**Exercise aim**
Reproduce the notebook code from the line containing "# load train" through "dev_data = json.load(f)", substituting "TRAIN_FILE" for every "TRAIN_PATH".

**Document passage**
(begin)
In [1]:
import tensorflow as tf

# from bilstm_crf import build_bilstm
import numpy as np

# Load material

In [2]:
import json

# load embedding
# embedding_maxtrix = np.load('embedding/embedding_matrix.npy')

# load vocab
# with open('data/vocab.txt', 'r') as f:
#     vocab = f.read().split('\n')

# load tag_to_id
with open('data/tag_to_id.json', 'r') as f:
    tag_to_id = json.load((f))

# load train and dev data
TRAIN_PATH = 'data/span_detection_datasets_IOB/train.json'
DEV_PATH = 'data/span_detection_datasets_IOB/dev.json'

with open(TRAIN_PATH, 'r') as f:
    train_data = json.load(f)

with open(DEV_PATH, 'r') as f:
    dev_data = json.load(f)

train_sentences = list(train_data['text'].values())
(end)
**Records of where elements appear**
(begin)
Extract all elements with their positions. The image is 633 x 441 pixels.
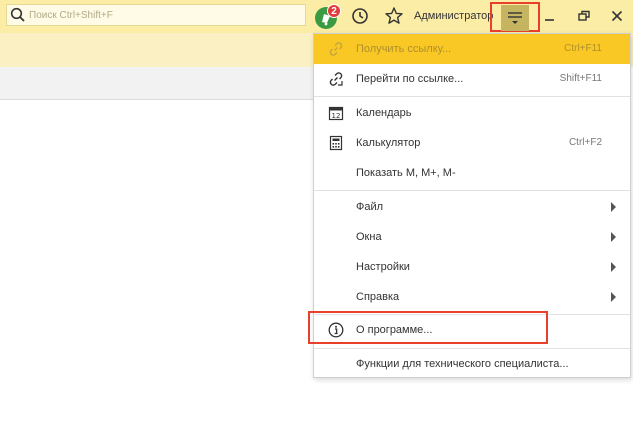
menu-item-windows[interactable]: Окна	[314, 222, 630, 252]
menu-item-label: Перейти по ссылке...	[356, 73, 464, 85]
menu-item-file[interactable]: Файл	[314, 192, 630, 222]
menu-item-calculator[interactable]: Калькулятор Ctrl+F2	[314, 128, 630, 158]
menu-item-shortcut: Shift+F11	[559, 73, 602, 84]
menu-item-get-link[interactable]: Получить ссылку... Ctrl+F11	[314, 34, 630, 64]
main-menu-button[interactable]	[490, 2, 540, 32]
submenu-arrow-icon	[611, 292, 616, 302]
menu-item-label: Настройки	[356, 261, 410, 273]
main-menu-icon	[501, 5, 529, 31]
notification-count-badge: 2	[327, 4, 341, 18]
submenu-arrow-icon	[611, 262, 616, 272]
calendar-icon: 12	[328, 105, 344, 121]
calculator-icon	[328, 135, 344, 151]
menu-item-label: О программе...	[356, 324, 433, 336]
menu-item-label: Справка	[356, 291, 400, 303]
menu-item-show-memory[interactable]: Показать М, М+, М-	[314, 158, 630, 188]
restore-window-icon[interactable]	[576, 8, 592, 24]
menu-item-label: Показать М, М+, М-	[356, 167, 456, 179]
menu-item-label: Календарь	[356, 107, 412, 119]
menu-item-shortcut: Ctrl+F2	[568, 137, 602, 148]
notifications-button[interactable]: 2	[313, 4, 341, 30]
menu-item-label: Получить ссылку...	[356, 43, 452, 55]
submenu-arrow-icon	[611, 232, 616, 242]
search-icon	[10, 7, 26, 26]
link-icon	[328, 41, 344, 57]
close-icon[interactable]	[609, 8, 625, 24]
history-icon[interactable]	[350, 6, 370, 26]
calendar-icon-text: 12	[332, 112, 341, 120]
search-input[interactable]	[29, 6, 299, 24]
menu-item-label: Функции для технического специалиста...	[356, 358, 569, 370]
current-user-name[interactable]: Администратор	[414, 10, 493, 22]
menu-separator	[314, 96, 630, 97]
search-box[interactable]	[6, 4, 306, 26]
menu-separator	[314, 190, 630, 191]
go-to-link-icon	[328, 71, 344, 87]
menu-item-go-to-link[interactable]: Перейти по ссылке... Shift+F11	[314, 64, 630, 94]
info-icon	[328, 322, 344, 338]
menu-item-label: Окна	[356, 231, 382, 243]
top-toolbar: 2 Администратор	[0, 0, 633, 33]
menu-item-calendar[interactable]: 12 Календарь	[314, 98, 630, 128]
main-menu-dropdown: Получить ссылку... Ctrl+F11 Перейти по с…	[313, 33, 631, 378]
menu-item-help[interactable]: Справка	[314, 282, 630, 312]
command-bar	[0, 67, 313, 100]
favorites-star-icon[interactable]	[384, 6, 404, 26]
menu-item-label: Файл	[356, 201, 384, 213]
minimize-icon[interactable]	[542, 8, 558, 24]
menu-item-tech-specialist-functions[interactable]: Функции для технического специалиста...	[314, 349, 630, 379]
menu-item-about[interactable]: О программе...	[314, 315, 630, 345]
menu-item-settings[interactable]: Настройки	[314, 252, 630, 282]
submenu-arrow-icon	[611, 202, 616, 212]
menu-item-label: Калькулятор	[356, 137, 421, 149]
menu-item-shortcut: Ctrl+F11	[564, 43, 602, 54]
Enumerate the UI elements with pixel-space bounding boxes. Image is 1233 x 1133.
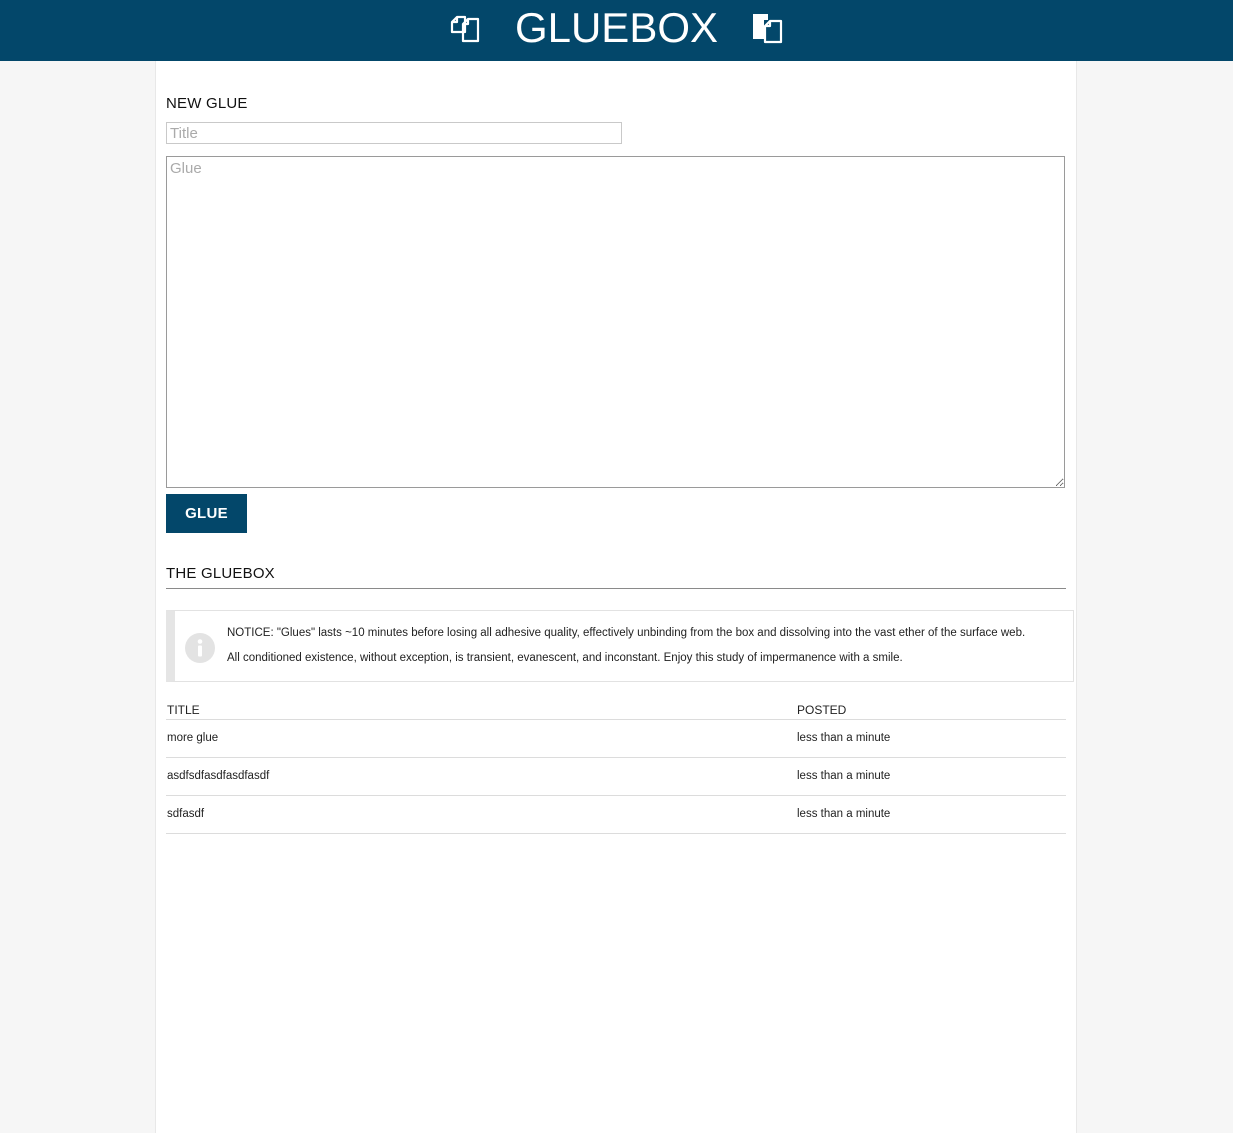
(end)
**Complete answer**
# load train and dev data
TRAIN_FILE = 'data/span_detection_datasets_IOB/train.json'
DEV_PATH = 'data/span_detection_datasets_IOB/dev.json'

with open(TRAIN_FILE, 'r') as f:
    train_data = json.load(f)

with open(DEV_PATH, 'r') as f:
    dev_data = json.load(f)